## Start EXERCISE INPUTS

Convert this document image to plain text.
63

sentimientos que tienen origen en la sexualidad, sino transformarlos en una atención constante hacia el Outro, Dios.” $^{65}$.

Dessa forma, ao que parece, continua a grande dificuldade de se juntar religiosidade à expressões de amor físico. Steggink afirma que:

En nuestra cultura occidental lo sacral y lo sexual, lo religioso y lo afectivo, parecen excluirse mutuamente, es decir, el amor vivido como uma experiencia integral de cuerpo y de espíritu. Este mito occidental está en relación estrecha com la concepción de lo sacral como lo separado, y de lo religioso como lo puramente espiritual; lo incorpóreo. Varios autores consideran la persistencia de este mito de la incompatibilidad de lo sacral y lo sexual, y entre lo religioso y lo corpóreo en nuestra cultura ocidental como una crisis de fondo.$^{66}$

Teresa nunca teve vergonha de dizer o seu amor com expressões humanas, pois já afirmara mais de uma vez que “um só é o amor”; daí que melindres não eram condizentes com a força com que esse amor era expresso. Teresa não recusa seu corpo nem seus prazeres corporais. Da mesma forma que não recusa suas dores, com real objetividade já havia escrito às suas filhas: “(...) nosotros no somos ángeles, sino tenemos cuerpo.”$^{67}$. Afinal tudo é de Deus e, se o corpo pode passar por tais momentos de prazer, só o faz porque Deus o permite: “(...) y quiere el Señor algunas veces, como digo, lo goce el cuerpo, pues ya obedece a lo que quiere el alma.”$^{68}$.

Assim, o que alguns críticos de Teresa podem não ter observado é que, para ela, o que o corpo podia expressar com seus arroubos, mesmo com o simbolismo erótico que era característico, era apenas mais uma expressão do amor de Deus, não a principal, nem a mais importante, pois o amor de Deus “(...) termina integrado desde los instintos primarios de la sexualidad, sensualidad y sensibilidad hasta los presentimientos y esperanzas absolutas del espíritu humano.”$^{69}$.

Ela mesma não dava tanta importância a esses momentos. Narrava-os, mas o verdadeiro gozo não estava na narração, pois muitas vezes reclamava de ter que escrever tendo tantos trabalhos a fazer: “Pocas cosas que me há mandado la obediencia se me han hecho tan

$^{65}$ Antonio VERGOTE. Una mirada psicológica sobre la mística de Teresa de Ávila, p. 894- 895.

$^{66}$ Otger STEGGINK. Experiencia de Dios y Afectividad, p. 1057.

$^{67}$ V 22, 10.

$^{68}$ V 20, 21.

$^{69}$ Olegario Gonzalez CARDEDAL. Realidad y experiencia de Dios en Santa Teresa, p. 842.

## End EXERCISE INPUTS

■ WHAT YOU NEED TO DO
Write out every line of the data that holds the word "mesma".

■ TASK SOLUTION
Teresa nunca teve vergonha de dizer o seu amor com expressões humanas, pois já afirmara mais de uma vez que “um só é o amor”; daí que melindres não eram condizentes com a força com que esse amor era expresso. Teresa não recusa seu corpo nem seus prazeres corporais. Da mesma forma que não recusa suas dores, com real objetividade já havia escrito às suas filhas: “(...) nosotros no somos ángeles, sino tenemos cuerpo.”$^{67}$. Afinal tudo é de Deus e, se o corpo pode passar por tais momentos de prazer, só o faz porque Deus o permite: “(...) y quiere el Señor algunas veces, como digo, lo goce el cuerpo, pues ya obedece a lo que quiere el alma.”$^{68}$.
Ela mesma não dava tanta importância a esses momentos. Narrava-os, mas o verdadeiro gozo não estava na narração, pois muitas vezes reclamava de ter que escrever tendo tantos trabalhos a fazer: “Pocas cosas que me há mandado la obediencia se me han hecho tan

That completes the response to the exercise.